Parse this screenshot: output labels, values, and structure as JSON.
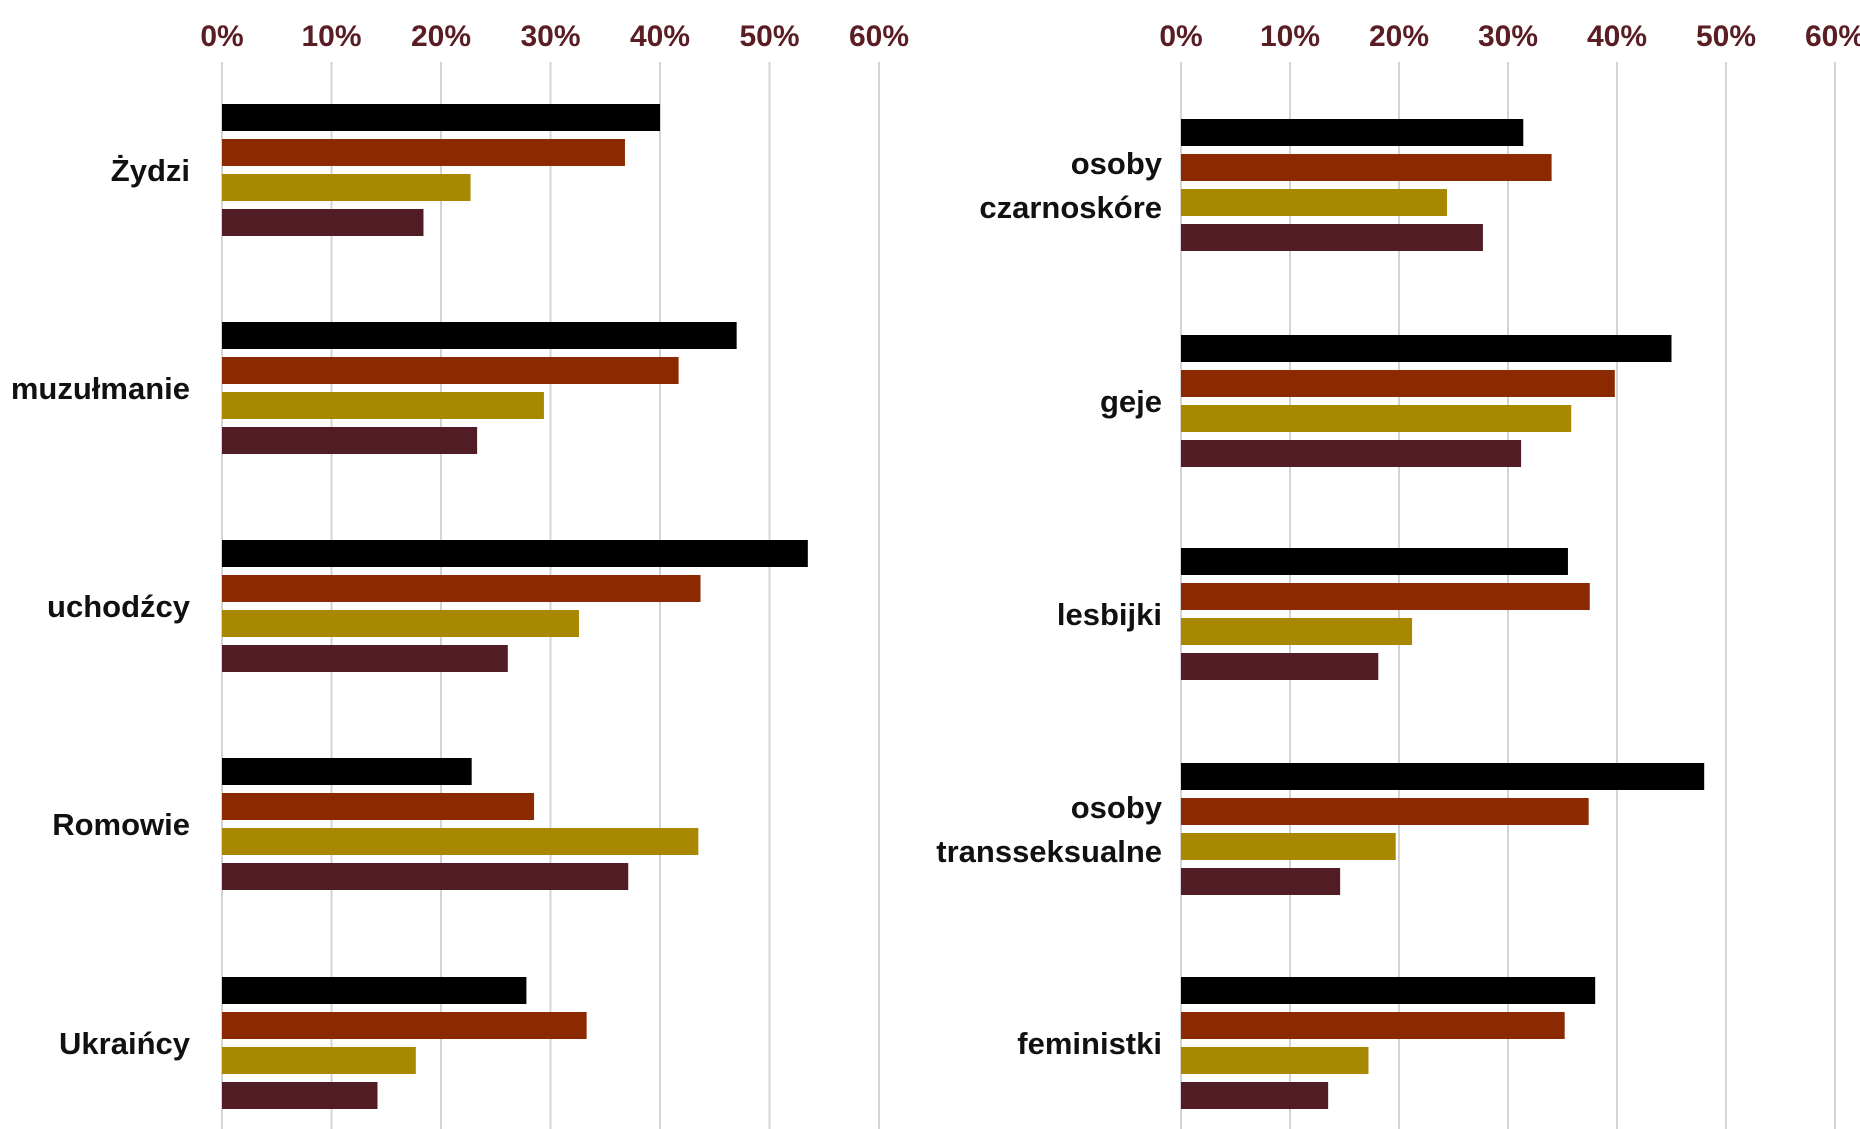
{
  "chart_data": [
    {
      "type": "bar",
      "orientation": "horizontal",
      "categories": [
        "Żydzi",
        "muzułmanie",
        "uchodźcy",
        "Romowie",
        "Ukraińcy"
      ],
      "category_lines": [
        [
          "Żydzi"
        ],
        [
          "muzułmanie"
        ],
        [
          "uchodźcy"
        ],
        [
          "Romowie"
        ],
        [
          "Ukraińcy"
        ]
      ],
      "series": [
        {
          "values": [
            40,
            47,
            53.5,
            22.8,
            27.8
          ]
        },
        {
          "values": [
            36.8,
            41.7,
            43.7,
            28.5,
            33.3
          ]
        },
        {
          "values": [
            22.7,
            29.4,
            32.6,
            43.5,
            17.7
          ]
        },
        {
          "values": [
            18.4,
            23.3,
            26.1,
            37.1,
            14.2
          ]
        }
      ],
      "xlim": [
        0,
        60
      ],
      "xticks": [
        "0%",
        "10%",
        "20%",
        "30%",
        "40%",
        "50%",
        "60%"
      ],
      "axis_position": "top",
      "grid": true,
      "legend": "none"
    },
    {
      "type": "bar",
      "orientation": "horizontal",
      "categories": [
        "osoby czarnoskóre",
        "geje",
        "lesbijki",
        "osoby transseksualne",
        "feministki"
      ],
      "category_lines": [
        [
          "osoby",
          "czarnoskóre"
        ],
        [
          "geje"
        ],
        [
          "lesbijki"
        ],
        [
          "osoby",
          "transseksualne"
        ],
        [
          "feministki"
        ]
      ],
      "series": [
        {
          "values": [
            31.4,
            45,
            35.5,
            48,
            38
          ]
        },
        {
          "values": [
            34,
            39.8,
            37.5,
            37.4,
            35.2
          ]
        },
        {
          "values": [
            24.4,
            35.8,
            21.2,
            19.7,
            17.2
          ]
        },
        {
          "values": [
            27.7,
            31.2,
            18.1,
            14.6,
            13.5
          ]
        }
      ],
      "xlim": [
        0,
        60
      ],
      "xticks": [
        "0%",
        "10%",
        "20%",
        "30%",
        "40%",
        "50%",
        "60%"
      ],
      "axis_position": "top",
      "grid": true,
      "legend": "none"
    }
  ],
  "colors": {
    "series": [
      "#000000",
      "#8b2a00",
      "#a88800",
      "#511c23"
    ],
    "tick_text": "#5a1d24",
    "label_text": "#111111",
    "grid": "#d4d4d4"
  }
}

#####

EXERCISE TASK: Check each line of the data above for the word "transseksualne", then state how many lines have it. Give the number alone.

RESULT OF THIS TASK: 2